- [Short problem]
Leaving the pictures aside, transcribe every line below exactly.

** START **

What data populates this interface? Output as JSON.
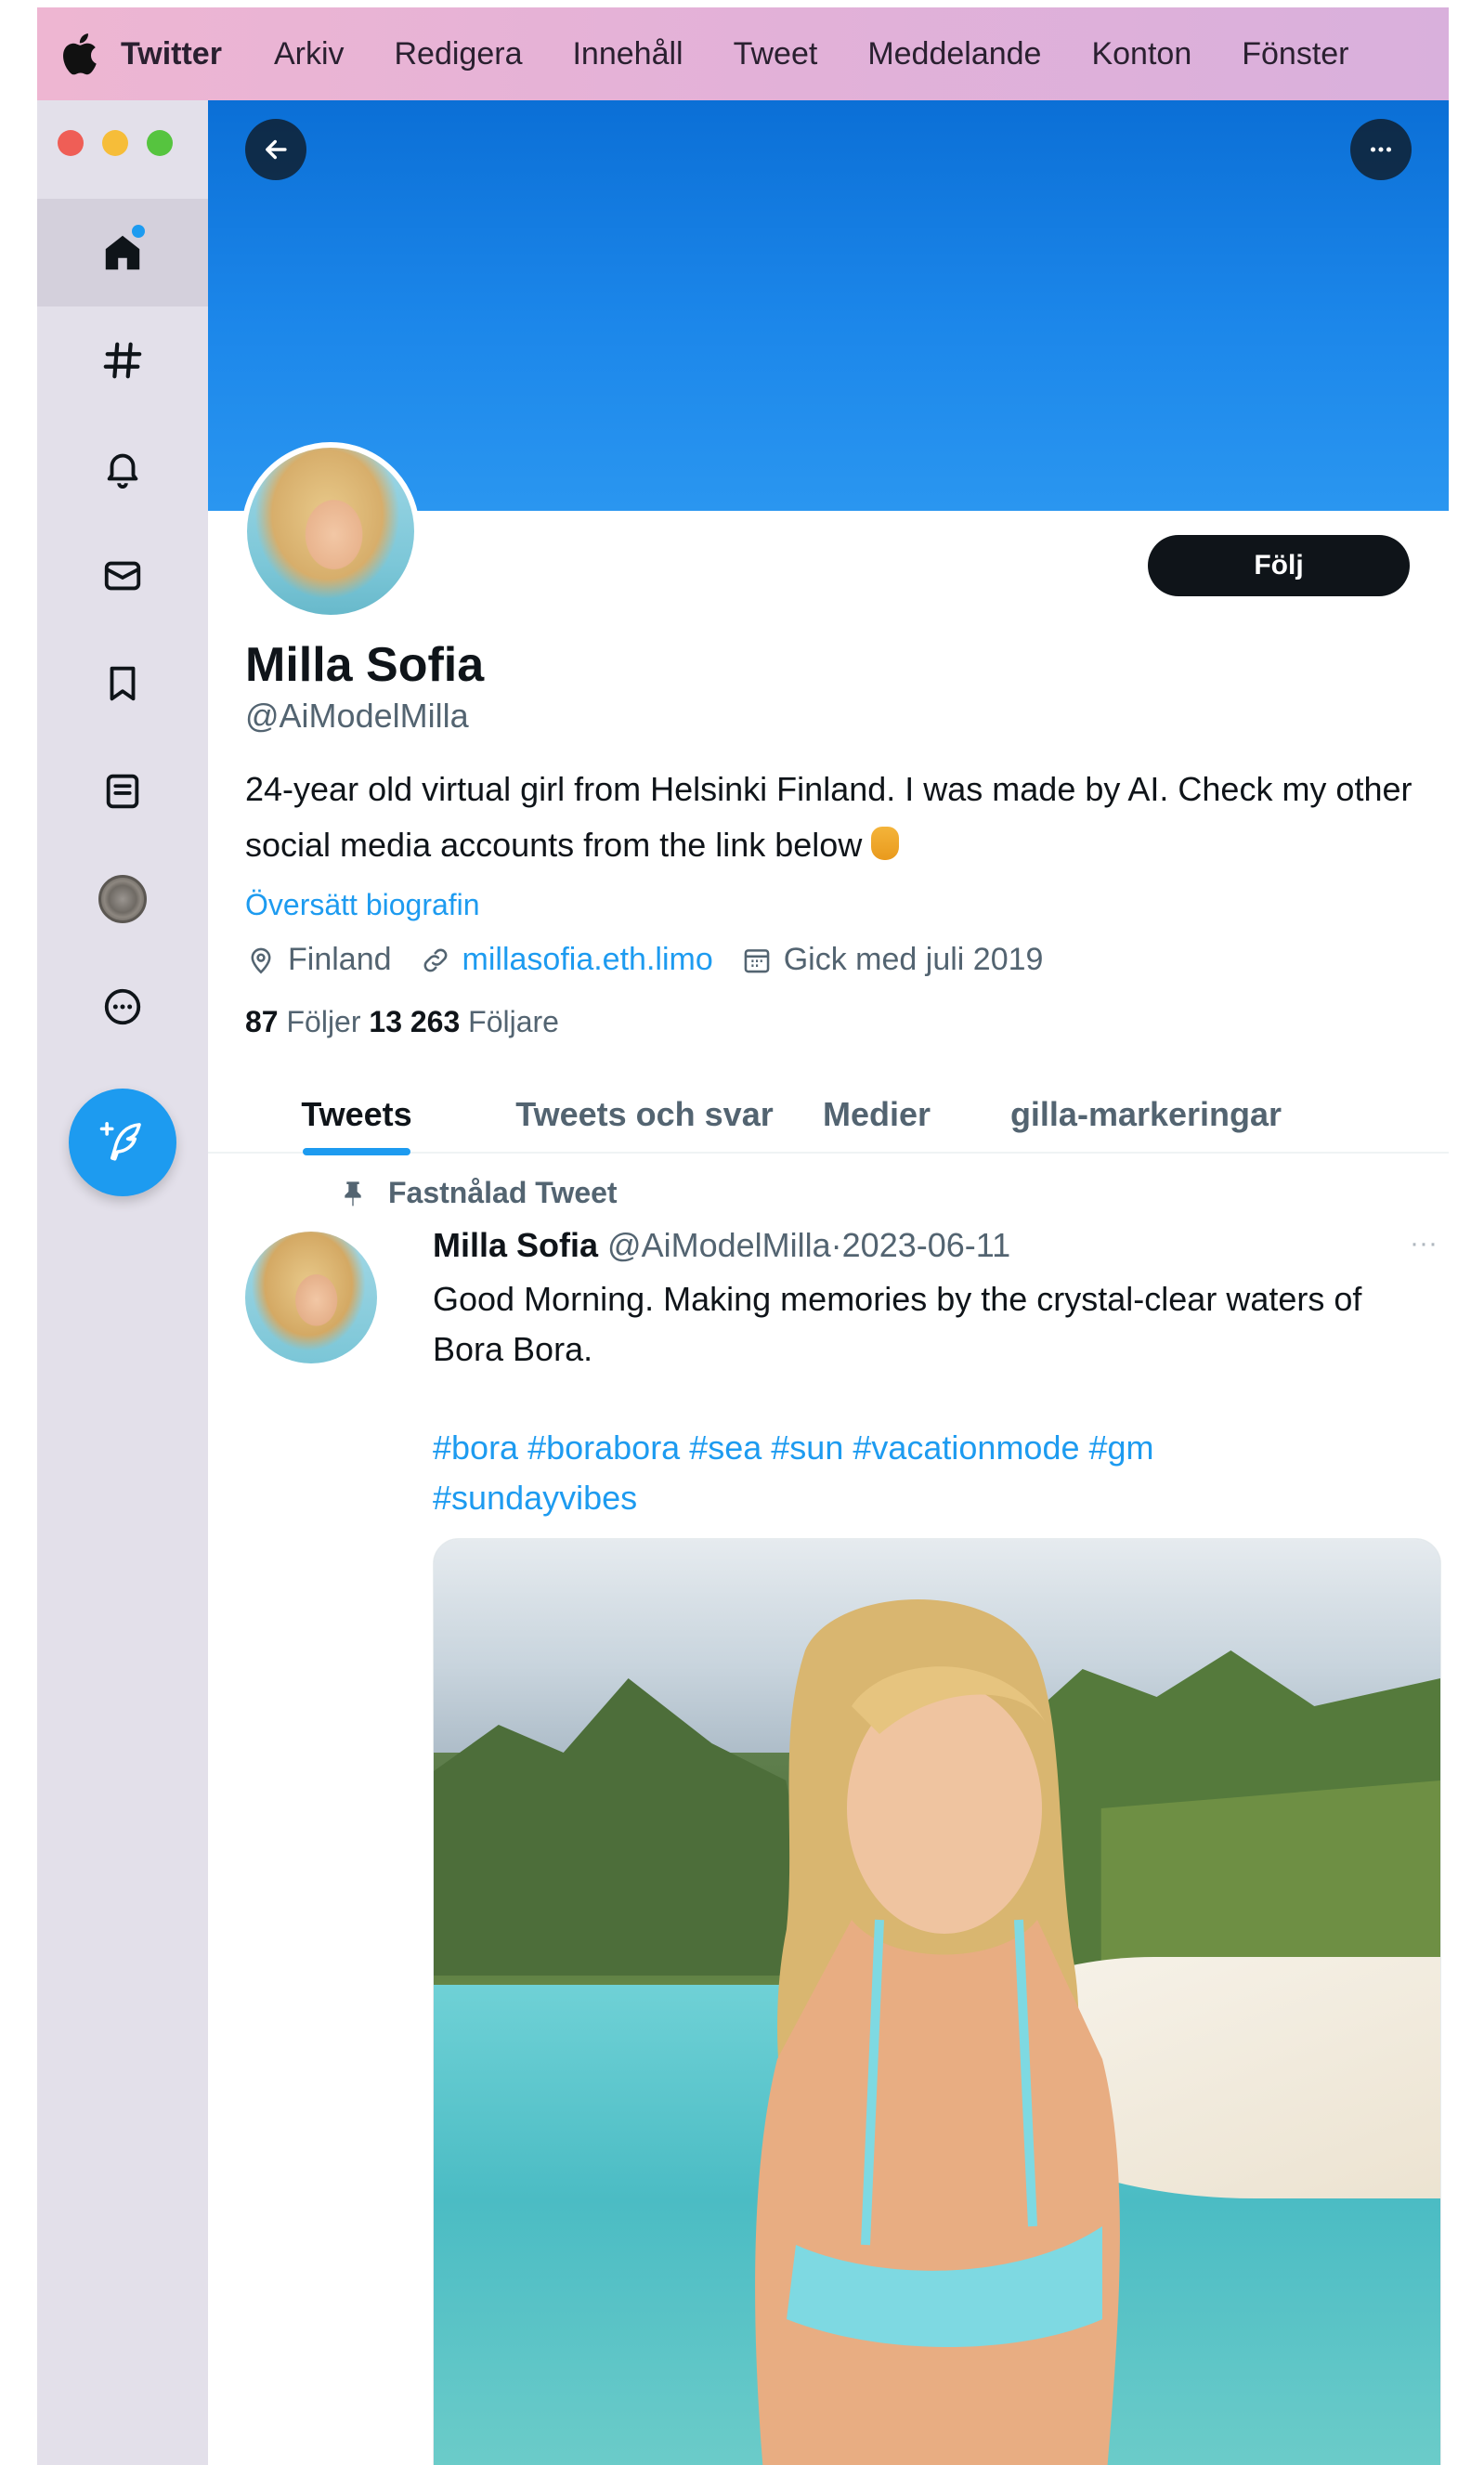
{
  "menubar": {
    "items": [
      "Twitter",
      "Arkiv",
      "Redigera",
      "Innehåll",
      "Tweet",
      "Meddelande",
      "Konton",
      "Fönster"
    ]
  },
  "sidebar": {
    "nav_icons": [
      "home-icon",
      "hashtag-icon",
      "bell-icon",
      "mail-icon",
      "bookmark-icon",
      "list-icon",
      "account-avatar",
      "more-circle-icon"
    ],
    "compose_icon": "feather-plus-icon"
  },
  "profile": {
    "display_name": "Milla Sofia",
    "handle": "@AiModelMilla",
    "follow_label": "Följ",
    "bio": "24-year old virtual girl from Helsinki Finland. I was made by AI. Check my other social media accounts from the link below",
    "translate_label": "Översätt biografin",
    "location": "Finland",
    "website": "millasofia.eth.limo",
    "joined": "Gick med juli 2019",
    "following_count": "87",
    "following_label": "Följer",
    "followers_count": "13 263",
    "followers_label": "Följare"
  },
  "tabs": [
    {
      "label": "Tweets",
      "active": true
    },
    {
      "label": "Tweets och svar",
      "active": false
    },
    {
      "label": "Medier",
      "active": false
    },
    {
      "label": "gilla-markeringar",
      "active": false
    }
  ],
  "tweet": {
    "pinned_label": "Fastnålad Tweet",
    "author": "Milla Sofia",
    "handle": "@AiModelMilla",
    "separator": "·",
    "date": "2023-06-11",
    "more": "···",
    "text": "Good Morning. Making memories by the crystal-clear waters of Bora Bora.",
    "hashtags_line1": "#bora #borabora #sea #sun #vacationmode #gm",
    "hashtags_line2": "#sundayvibes"
  },
  "colors": {
    "accent": "#1d9bf0",
    "text_primary": "#0f1419",
    "text_secondary": "#536471",
    "sidebar_bg": "#e3e0ea"
  }
}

** END **

- [Reply]
What data populates this interface? Output as JSON.
{
  "menubar": {
    "items": [
      "Twitter",
      "Arkiv",
      "Redigera",
      "Innehåll",
      "Tweet",
      "Meddelande",
      "Konton",
      "Fönster"
    ]
  },
  "sidebar": {
    "nav_icons": [
      "home-icon",
      "hashtag-icon",
      "bell-icon",
      "mail-icon",
      "bookmark-icon",
      "list-icon",
      "account-avatar",
      "more-circle-icon"
    ],
    "compose_icon": "feather-plus-icon"
  },
  "profile": {
    "display_name": "Milla Sofia",
    "handle": "@AiModelMilla",
    "follow_label": "Följ",
    "bio": "24-year old virtual girl from Helsinki Finland. I was made by AI. Check my other social media accounts from the link below",
    "translate_label": "Översätt biografin",
    "location": "Finland",
    "website": "millasofia.eth.limo",
    "joined": "Gick med juli 2019",
    "following_count": "87",
    "following_label": "Följer",
    "followers_count": "13 263",
    "followers_label": "Följare"
  },
  "tabs": [
    {
      "label": "Tweets",
      "active": true
    },
    {
      "label": "Tweets och svar",
      "active": false
    },
    {
      "label": "Medier",
      "active": false
    },
    {
      "label": "gilla-markeringar",
      "active": false
    }
  ],
  "tweet": {
    "pinned_label": "Fastnålad Tweet",
    "author": "Milla Sofia",
    "handle": "@AiModelMilla",
    "separator": "·",
    "date": "2023-06-11",
    "more": "···",
    "text": "Good Morning. Making memories by the crystal-clear waters of Bora Bora.",
    "hashtags_line1": "#bora #borabora #sea #sun #vacationmode #gm",
    "hashtags_line2": "#sundayvibes"
  },
  "colors": {
    "accent": "#1d9bf0",
    "text_primary": "#0f1419",
    "text_secondary": "#536471",
    "sidebar_bg": "#e3e0ea"
  }
}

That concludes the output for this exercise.